▶ [Given records]:
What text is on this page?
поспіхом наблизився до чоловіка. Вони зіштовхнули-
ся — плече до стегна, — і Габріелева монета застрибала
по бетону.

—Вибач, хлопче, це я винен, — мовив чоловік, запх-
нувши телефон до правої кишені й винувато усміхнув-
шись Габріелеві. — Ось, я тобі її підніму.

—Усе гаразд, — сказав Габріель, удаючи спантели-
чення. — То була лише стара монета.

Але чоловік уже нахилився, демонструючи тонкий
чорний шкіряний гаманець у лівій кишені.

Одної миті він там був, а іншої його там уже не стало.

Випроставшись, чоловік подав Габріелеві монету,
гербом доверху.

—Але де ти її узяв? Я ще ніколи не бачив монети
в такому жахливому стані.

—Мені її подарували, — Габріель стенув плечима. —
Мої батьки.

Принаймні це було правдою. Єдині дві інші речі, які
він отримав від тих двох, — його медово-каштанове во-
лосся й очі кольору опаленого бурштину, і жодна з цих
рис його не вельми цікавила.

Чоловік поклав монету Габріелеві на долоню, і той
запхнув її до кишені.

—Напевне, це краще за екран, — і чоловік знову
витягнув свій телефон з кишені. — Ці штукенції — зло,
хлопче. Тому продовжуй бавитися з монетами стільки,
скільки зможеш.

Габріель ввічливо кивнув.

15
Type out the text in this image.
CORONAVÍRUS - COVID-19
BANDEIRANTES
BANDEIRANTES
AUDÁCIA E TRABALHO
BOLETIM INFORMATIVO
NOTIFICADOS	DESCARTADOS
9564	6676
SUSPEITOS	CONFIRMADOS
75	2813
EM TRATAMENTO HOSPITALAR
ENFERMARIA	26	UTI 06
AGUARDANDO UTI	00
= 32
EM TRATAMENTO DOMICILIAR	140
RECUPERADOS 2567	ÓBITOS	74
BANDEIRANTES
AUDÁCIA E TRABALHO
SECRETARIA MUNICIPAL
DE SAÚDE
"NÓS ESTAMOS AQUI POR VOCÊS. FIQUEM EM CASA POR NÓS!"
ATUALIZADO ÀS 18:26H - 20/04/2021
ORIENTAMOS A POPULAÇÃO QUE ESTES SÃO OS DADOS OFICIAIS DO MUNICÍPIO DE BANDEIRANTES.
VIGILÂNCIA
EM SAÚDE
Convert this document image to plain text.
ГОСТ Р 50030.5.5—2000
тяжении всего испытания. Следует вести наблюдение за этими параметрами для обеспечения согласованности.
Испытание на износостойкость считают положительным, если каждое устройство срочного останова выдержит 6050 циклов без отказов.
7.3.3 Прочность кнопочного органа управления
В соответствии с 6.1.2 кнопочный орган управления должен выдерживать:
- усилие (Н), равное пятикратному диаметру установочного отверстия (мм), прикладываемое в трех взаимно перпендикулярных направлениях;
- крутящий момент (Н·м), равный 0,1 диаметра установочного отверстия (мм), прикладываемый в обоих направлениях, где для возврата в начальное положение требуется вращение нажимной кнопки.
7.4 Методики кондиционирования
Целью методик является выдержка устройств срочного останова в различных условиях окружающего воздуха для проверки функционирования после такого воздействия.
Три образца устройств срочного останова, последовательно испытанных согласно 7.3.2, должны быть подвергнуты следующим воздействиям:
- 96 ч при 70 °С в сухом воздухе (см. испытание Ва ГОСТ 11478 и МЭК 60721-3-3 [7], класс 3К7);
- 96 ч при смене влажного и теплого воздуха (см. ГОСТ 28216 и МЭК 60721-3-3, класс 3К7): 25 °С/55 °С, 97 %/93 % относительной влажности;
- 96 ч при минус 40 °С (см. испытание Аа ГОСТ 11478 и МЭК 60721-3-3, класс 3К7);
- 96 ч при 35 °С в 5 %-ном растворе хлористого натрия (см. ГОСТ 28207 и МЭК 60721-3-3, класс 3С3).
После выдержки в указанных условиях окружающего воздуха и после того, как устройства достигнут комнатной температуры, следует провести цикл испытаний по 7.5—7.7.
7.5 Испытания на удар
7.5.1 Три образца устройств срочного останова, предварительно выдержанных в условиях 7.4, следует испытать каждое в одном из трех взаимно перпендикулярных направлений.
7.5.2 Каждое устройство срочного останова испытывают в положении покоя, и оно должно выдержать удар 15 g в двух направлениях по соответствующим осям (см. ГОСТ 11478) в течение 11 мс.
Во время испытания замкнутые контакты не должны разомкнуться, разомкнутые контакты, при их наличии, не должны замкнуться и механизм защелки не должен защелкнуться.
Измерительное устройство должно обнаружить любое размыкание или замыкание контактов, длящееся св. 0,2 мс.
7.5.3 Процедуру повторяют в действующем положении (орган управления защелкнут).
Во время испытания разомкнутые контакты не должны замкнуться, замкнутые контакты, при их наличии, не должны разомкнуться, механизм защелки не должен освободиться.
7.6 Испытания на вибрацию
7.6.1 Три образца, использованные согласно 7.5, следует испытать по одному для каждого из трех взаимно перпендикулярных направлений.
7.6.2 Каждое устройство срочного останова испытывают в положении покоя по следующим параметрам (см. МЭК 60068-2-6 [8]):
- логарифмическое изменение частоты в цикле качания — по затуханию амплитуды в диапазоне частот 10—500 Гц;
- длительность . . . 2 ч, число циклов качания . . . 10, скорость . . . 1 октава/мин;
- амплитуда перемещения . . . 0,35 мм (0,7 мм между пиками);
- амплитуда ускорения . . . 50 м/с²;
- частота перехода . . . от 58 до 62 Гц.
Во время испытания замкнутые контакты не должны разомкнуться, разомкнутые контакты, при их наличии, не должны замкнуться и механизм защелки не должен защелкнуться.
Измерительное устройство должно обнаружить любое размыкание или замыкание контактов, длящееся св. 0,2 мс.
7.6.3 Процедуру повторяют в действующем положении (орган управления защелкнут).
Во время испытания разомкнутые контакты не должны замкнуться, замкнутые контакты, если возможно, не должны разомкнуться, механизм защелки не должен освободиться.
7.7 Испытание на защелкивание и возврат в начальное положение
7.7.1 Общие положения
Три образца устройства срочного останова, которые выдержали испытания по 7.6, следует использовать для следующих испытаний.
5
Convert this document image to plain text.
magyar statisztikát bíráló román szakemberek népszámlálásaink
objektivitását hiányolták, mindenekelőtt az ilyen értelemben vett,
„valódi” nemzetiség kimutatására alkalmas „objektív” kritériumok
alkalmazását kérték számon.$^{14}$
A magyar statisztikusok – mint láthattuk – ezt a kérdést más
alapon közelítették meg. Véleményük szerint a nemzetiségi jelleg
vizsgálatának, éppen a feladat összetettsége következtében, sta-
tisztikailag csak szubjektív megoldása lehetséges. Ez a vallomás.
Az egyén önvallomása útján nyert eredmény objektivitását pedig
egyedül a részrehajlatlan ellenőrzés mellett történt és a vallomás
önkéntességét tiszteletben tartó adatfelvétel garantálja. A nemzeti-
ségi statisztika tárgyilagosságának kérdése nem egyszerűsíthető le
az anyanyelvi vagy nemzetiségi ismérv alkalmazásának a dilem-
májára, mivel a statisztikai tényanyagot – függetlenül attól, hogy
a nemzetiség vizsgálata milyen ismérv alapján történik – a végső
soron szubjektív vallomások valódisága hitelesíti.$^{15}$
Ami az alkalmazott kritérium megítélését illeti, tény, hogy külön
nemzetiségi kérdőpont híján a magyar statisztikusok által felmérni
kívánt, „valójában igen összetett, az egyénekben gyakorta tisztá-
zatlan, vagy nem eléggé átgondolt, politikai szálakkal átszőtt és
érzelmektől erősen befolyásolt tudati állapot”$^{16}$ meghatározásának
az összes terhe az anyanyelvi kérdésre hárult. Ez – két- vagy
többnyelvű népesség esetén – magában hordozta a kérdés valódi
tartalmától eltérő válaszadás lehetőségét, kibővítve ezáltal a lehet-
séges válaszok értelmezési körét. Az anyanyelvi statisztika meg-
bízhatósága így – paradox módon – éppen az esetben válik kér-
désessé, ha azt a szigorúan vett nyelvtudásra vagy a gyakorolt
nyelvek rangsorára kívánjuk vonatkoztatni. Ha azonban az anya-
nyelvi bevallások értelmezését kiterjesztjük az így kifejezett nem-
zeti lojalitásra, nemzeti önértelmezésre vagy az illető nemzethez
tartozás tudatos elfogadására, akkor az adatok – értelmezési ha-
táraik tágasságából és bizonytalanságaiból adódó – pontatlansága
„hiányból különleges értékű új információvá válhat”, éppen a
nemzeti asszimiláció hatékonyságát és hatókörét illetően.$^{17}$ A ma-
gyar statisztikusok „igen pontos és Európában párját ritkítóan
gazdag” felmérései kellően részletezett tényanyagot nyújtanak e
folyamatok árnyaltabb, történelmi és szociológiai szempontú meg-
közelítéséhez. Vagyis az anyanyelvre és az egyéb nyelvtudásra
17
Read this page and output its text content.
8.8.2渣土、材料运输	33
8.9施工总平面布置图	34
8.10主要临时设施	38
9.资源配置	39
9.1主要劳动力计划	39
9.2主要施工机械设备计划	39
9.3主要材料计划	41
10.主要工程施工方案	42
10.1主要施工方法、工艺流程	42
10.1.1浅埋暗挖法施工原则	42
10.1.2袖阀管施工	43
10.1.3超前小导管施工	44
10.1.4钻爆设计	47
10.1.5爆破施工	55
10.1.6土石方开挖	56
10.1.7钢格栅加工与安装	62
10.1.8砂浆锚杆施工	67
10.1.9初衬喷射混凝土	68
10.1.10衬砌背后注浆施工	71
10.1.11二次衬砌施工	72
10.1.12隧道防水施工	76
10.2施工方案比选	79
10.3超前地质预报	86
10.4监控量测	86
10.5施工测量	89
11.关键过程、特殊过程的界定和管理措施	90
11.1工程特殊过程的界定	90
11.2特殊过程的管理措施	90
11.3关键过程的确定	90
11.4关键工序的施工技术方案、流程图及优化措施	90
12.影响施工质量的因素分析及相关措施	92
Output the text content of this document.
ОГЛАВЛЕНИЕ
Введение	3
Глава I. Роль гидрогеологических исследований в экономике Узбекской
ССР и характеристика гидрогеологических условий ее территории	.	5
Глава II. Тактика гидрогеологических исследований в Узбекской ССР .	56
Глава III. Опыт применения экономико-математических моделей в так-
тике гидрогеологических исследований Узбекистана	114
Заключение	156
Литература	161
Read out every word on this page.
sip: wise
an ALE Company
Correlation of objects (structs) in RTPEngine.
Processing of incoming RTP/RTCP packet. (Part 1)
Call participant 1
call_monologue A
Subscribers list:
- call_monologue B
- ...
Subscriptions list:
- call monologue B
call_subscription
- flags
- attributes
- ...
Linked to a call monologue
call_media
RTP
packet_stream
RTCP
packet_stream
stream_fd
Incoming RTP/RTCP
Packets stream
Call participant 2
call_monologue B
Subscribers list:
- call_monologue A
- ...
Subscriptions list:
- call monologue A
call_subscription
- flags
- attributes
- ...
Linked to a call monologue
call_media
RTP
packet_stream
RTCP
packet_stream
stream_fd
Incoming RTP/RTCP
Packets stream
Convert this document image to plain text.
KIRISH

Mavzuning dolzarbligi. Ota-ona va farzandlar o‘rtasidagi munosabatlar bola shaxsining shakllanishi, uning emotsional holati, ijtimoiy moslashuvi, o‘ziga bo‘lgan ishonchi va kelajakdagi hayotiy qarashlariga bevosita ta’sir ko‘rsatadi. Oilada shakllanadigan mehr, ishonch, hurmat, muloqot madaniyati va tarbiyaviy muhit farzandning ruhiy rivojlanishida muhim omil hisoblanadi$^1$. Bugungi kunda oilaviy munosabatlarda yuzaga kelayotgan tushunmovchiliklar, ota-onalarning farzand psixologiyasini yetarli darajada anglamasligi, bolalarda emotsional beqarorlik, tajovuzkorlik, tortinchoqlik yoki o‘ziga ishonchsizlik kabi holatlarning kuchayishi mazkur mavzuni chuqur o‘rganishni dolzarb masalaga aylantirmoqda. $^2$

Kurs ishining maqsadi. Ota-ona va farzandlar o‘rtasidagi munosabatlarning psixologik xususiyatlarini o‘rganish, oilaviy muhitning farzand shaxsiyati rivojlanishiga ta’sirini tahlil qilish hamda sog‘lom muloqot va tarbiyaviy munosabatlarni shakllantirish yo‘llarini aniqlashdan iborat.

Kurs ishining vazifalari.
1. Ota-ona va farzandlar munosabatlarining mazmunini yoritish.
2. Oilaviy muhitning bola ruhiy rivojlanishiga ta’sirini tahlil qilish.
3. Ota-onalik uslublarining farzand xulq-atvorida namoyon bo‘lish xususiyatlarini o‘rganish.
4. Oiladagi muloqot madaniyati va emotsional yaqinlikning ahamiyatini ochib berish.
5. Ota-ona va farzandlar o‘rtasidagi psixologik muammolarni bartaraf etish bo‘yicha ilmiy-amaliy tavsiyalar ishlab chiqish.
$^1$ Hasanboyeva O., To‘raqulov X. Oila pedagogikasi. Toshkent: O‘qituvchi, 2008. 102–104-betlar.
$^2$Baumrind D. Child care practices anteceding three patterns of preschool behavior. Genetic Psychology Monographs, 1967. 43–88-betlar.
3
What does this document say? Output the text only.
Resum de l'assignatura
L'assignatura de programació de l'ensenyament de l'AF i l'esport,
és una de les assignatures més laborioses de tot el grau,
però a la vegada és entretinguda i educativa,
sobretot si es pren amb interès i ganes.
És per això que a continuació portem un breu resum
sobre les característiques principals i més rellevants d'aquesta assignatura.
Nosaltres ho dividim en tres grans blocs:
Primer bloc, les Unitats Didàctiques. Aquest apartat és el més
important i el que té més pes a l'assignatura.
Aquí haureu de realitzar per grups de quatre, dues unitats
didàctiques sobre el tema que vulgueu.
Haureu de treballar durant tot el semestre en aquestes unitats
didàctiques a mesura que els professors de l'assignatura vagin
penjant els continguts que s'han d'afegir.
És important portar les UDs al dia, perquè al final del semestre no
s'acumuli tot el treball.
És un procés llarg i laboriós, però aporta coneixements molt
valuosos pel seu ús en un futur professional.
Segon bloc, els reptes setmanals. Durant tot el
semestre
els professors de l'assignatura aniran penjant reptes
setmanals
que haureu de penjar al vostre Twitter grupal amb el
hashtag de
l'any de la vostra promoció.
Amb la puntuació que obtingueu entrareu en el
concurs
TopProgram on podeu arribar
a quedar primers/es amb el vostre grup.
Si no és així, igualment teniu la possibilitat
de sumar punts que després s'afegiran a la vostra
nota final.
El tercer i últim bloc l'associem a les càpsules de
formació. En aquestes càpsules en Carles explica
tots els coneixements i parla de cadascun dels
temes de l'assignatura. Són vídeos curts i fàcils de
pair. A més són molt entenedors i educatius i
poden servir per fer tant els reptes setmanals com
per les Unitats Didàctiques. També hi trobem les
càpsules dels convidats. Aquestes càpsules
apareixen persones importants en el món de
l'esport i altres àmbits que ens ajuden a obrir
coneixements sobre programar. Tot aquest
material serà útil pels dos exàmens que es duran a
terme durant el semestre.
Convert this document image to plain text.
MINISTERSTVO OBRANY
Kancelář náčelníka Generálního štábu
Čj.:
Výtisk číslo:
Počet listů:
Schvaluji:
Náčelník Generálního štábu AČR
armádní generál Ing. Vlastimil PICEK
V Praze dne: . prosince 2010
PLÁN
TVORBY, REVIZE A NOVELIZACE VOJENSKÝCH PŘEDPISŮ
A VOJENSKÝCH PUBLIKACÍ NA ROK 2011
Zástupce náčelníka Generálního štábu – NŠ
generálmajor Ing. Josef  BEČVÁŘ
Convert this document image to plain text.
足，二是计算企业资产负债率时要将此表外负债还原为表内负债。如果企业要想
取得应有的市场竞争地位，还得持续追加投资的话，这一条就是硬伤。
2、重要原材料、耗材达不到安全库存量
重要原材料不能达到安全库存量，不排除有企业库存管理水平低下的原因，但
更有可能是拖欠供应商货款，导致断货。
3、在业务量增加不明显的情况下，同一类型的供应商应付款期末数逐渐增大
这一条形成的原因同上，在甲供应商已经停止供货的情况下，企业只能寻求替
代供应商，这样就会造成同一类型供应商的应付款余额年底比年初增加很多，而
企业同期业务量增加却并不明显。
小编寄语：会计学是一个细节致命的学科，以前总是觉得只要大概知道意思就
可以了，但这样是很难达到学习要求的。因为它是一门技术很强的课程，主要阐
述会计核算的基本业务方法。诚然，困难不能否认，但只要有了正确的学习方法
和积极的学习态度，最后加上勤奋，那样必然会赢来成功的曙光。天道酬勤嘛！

▶ [What you should do]: Determine how many lines of the records above contain the word "tényanyagot", and report only that number.

▶ [Problem solution]: 2